### What is asked
Extract the complete data exactly as given.

### Working data
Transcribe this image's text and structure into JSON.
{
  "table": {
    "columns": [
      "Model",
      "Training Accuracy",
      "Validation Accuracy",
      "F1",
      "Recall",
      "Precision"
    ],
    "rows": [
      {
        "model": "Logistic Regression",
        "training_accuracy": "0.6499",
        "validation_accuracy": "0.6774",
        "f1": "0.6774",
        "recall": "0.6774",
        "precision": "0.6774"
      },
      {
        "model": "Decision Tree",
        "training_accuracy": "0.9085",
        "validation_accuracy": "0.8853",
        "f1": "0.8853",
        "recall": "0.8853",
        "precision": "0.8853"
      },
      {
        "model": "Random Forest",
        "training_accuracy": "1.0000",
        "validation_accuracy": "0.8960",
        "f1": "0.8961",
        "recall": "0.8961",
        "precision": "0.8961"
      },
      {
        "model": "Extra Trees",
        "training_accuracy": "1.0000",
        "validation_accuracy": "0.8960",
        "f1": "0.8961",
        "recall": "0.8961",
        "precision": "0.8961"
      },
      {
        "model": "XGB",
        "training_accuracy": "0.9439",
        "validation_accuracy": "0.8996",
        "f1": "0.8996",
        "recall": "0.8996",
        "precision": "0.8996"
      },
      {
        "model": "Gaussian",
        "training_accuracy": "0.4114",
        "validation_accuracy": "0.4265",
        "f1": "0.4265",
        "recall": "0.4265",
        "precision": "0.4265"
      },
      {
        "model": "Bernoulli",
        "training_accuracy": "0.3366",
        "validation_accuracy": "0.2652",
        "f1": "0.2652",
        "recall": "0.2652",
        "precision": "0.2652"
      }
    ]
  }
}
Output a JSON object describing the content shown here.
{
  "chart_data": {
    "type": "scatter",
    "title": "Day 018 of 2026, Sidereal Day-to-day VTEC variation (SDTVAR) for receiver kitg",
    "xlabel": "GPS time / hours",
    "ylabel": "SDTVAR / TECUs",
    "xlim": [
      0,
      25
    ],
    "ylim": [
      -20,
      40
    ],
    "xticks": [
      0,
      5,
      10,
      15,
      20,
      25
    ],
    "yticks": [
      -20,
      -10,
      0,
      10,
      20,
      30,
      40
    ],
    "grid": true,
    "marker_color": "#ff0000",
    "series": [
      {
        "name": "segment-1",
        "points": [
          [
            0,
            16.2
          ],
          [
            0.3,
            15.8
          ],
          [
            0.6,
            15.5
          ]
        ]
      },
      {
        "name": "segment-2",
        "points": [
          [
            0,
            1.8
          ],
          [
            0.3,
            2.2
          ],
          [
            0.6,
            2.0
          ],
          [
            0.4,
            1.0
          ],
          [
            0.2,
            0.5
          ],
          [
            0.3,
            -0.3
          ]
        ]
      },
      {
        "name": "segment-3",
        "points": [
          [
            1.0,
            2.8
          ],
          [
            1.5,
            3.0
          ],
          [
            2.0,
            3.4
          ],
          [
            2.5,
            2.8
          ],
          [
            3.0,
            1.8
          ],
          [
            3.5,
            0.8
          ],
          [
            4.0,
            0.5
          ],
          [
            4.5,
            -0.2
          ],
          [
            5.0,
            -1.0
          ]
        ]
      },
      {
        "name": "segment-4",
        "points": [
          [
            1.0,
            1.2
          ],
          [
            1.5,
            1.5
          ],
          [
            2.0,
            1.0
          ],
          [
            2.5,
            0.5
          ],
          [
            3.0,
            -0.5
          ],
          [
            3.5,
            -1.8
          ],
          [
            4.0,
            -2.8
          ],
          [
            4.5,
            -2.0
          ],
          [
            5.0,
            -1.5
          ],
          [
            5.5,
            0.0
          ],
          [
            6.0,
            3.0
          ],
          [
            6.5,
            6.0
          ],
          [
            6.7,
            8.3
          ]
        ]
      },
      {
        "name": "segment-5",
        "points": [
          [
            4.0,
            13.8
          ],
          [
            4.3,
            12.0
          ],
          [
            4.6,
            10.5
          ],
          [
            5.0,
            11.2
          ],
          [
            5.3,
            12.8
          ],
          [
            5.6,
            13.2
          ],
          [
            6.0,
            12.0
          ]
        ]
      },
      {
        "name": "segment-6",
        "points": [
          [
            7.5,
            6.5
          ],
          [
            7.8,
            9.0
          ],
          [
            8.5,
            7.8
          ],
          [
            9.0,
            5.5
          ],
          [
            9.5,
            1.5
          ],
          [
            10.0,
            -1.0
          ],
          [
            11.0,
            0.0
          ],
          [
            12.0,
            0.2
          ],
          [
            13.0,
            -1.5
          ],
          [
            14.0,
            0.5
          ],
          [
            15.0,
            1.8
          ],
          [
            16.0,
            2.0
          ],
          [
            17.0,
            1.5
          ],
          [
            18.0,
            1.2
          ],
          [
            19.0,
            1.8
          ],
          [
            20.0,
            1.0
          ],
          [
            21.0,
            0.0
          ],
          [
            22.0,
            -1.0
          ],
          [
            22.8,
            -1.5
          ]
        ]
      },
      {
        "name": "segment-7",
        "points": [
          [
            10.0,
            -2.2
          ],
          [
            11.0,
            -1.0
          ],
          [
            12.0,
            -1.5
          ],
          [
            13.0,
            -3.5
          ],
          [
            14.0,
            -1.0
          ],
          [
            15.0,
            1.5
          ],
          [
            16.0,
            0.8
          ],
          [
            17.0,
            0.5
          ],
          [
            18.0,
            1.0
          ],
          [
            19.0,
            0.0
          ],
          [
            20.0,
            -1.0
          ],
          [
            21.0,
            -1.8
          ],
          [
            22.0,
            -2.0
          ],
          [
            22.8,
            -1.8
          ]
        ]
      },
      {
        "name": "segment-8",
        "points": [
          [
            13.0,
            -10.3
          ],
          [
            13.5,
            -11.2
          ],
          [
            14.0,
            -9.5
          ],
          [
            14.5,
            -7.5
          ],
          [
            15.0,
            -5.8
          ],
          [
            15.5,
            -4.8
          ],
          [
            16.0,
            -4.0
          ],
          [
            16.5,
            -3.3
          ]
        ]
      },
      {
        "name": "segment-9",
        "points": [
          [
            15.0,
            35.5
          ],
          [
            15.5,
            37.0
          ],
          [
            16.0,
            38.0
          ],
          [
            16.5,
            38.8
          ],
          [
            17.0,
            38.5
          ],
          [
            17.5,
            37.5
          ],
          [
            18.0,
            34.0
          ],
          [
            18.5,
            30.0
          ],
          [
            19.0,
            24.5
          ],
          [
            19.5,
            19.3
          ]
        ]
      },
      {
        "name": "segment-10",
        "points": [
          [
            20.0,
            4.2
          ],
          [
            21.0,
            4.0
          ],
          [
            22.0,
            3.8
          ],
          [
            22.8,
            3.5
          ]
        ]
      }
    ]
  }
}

### The answer
Transcribe this image's text and structure into JSON.
{
  "table": {
    "columns": [
      "Model",
      "Training Accuracy",
      "Validation Accuracy",
      "F1",
      "Recall",
      "Precision"
    ],
    "rows": [
      {
        "model": "Logistic Regression",
        "training_accuracy": "0.6499",
        "validation_accuracy": "0.6774",
        "f1": "0.6774",
        "recall": "0.6774",
        "precision": "0.6774"
      },
      {
        "model": "Decision Tree",
        "training_accuracy": "0.9085",
        "validation_accuracy": "0.8853",
        "f1": "0.8853",
        "recall": "0.8853",
        "precision": "0.8853"
      },
      {
        "model": "Random Forest",
        "training_accuracy": "1.0000",
        "validation_accuracy": "0.8960",
        "f1": "0.8961",
        "recall": "0.8961",
        "precision": "0.8961"
      },
      {
        "model": "Extra Trees",
        "training_accuracy": "1.0000",
        "validation_accuracy": "0.8960",
        "f1": "0.8961",
        "recall": "0.8961",
        "precision": "0.8961"
      },
      {
        "model": "XGB",
        "training_accuracy": "0.9439",
        "validation_accuracy": "0.8996",
        "f1": "0.8996",
        "recall": "0.8996",
        "precision": "0.8996"
      },
      {
        "model": "Gaussian",
        "training_accuracy": "0.4114",
        "validation_accuracy": "0.4265",
        "f1": "0.4265",
        "recall": "0.4265",
        "precision": "0.4265"
      },
      {
        "model": "Bernoulli",
        "training_accuracy": "0.3366",
        "validation_accuracy": "0.2652",
        "f1": "0.2652",
        "recall": "0.2652",
        "precision": "0.2652"
      }
    ]
  }
}
Output a JSON object describing the content shown here.
{
  "chart_data": {
    "type": "scatter",
    "title": "Day 018 of 2026, Sidereal Day-to-day VTEC variation (SDTVAR) for receiver kitg",
    "xlabel": "GPS time / hours",
    "ylabel": "SDTVAR / TECUs",
    "xlim": [
      0,
      25
    ],
    "ylim": [
      -20,
      40
    ],
    "xticks": [
      0,
      5,
      10,
      15,
      20,
      25
    ],
    "yticks": [
      -20,
      -10,
      0,
      10,
      20,
      30,
      40
    ],
    "grid": true,
    "marker_color": "#ff0000",
    "series": [
      {
        "name": "segment-1",
        "points": [
          [
            0,
            16.2
          ],
          [
            0.3,
            15.8
          ],
          [
            0.6,
            15.5
          ]
        ]
      },
      {
        "name": "segment-2",
        "points": [
          [
            0,
            1.8
          ],
          [
            0.3,
            2.2
          ],
          [
            0.6,
            2.0
          ],
          [
            0.4,
            1.0
          ],
          [
            0.2,
            0.5
          ],
          [
            0.3,
            -0.3
          ]
        ]
      },
      {
        "name": "segment-3",
        "points": [
          [
            1.0,
            2.8
          ],
          [
            1.5,
            3.0
          ],
          [
            2.0,
            3.4
          ],
          [
            2.5,
            2.8
          ],
          [
            3.0,
            1.8
          ],
          [
            3.5,
            0.8
          ],
          [
            4.0,
            0.5
          ],
          [
            4.5,
            -0.2
          ],
          [
            5.0,
            -1.0
          ]
        ]
      },
      {
        "name": "segment-4",
        "points": [
          [
            1.0,
            1.2
          ],
          [
            1.5,
            1.5
          ],
          [
            2.0,
            1.0
          ],
          [
            2.5,
            0.5
          ],
          [
            3.0,
            -0.5
          ],
          [
            3.5,
            -1.8
          ],
          [
            4.0,
            -2.8
          ],
          [
            4.5,
            -2.0
          ],
          [
            5.0,
            -1.5
          ],
          [
            5.5,
            0.0
          ],
          [
            6.0,
            3.0
          ],
          [
            6.5,
            6.0
          ],
          [
            6.7,
            8.3
          ]
        ]
      },
      {
        "name": "segment-5",
        "points": [
          [
            4.0,
            13.8
          ],
          [
            4.3,
            12.0
          ],
          [
            4.6,
            10.5
          ],
          [
            5.0,
            11.2
          ],
          [
            5.3,
            12.8
          ],
          [
            5.6,
            13.2
          ],
          [
            6.0,
            12.0
          ]
        ]
      },
      {
        "name": "segment-6",
        "points": [
          [
            7.5,
            6.5
          ],
          [
            7.8,
            9.0
          ],
          [
            8.5,
            7.8
          ],
          [
            9.0,
            5.5
          ],
          [
            9.5,
            1.5
          ],
          [
            10.0,
            -1.0
          ],
          [
            11.0,
            0.0
          ],
          [
            12.0,
            0.2
          ],
          [
            13.0,
            -1.5
          ],
          [
            14.0,
            0.5
          ],
          [
            15.0,
            1.8
          ],
          [
            16.0,
            2.0
          ],
          [
            17.0,
            1.5
          ],
          [
            18.0,
            1.2
          ],
          [
            19.0,
            1.8
          ],
          [
            20.0,
            1.0
          ],
          [
            21.0,
            0.0
          ],
          [
            22.0,
            -1.0
          ],
          [
            22.8,
            -1.5
          ]
        ]
      },
      {
        "name": "segment-7",
        "points": [
          [
            10.0,
            -2.2
          ],
          [
            11.0,
            -1.0
          ],
          [
            12.0,
            -1.5
          ],
          [
            13.0,
            -3.5
          ],
          [
            14.0,
            -1.0
          ],
          [
            15.0,
            1.5
          ],
          [
            16.0,
            0.8
          ],
          [
            17.0,
            0.5
          ],
          [
            18.0,
            1.0
          ],
          [
            19.0,
            0.0
          ],
          [
            20.0,
            -1.0
          ],
          [
            21.0,
            -1.8
          ],
          [
            22.0,
            -2.0
          ],
          [
            22.8,
            -1.8
          ]
        ]
      },
      {
        "name": "segment-8",
        "points": [
          [
            13.0,
            -10.3
          ],
          [
            13.5,
            -11.2
          ],
          [
            14.0,
            -9.5
          ],
          [
            14.5,
            -7.5
          ],
          [
            15.0,
            -5.8
          ],
          [
            15.5,
            -4.8
          ],
          [
            16.0,
            -4.0
          ],
          [
            16.5,
            -3.3
          ]
        ]
      },
      {
        "name": "segment-9",
        "points": [
          [
            15.0,
            35.5
          ],
          [
            15.5,
            37.0
          ],
          [
            16.0,
            38.0
          ],
          [
            16.5,
            38.8
          ],
          [
            17.0,
            38.5
          ],
          [
            17.5,
            37.5
          ],
          [
            18.0,
            34.0
          ],
          [
            18.5,
            30.0
          ],
          [
            19.0,
            24.5
          ],
          [
            19.5,
            19.3
          ]
        ]
      },
      {
        "name": "segment-10",
        "points": [
          [
            20.0,
            4.2
          ],
          [
            21.0,
            4.0
          ],
          [
            22.0,
            3.8
          ],
          [
            22.8,
            3.5
          ]
        ]
      }
    ]
  }
}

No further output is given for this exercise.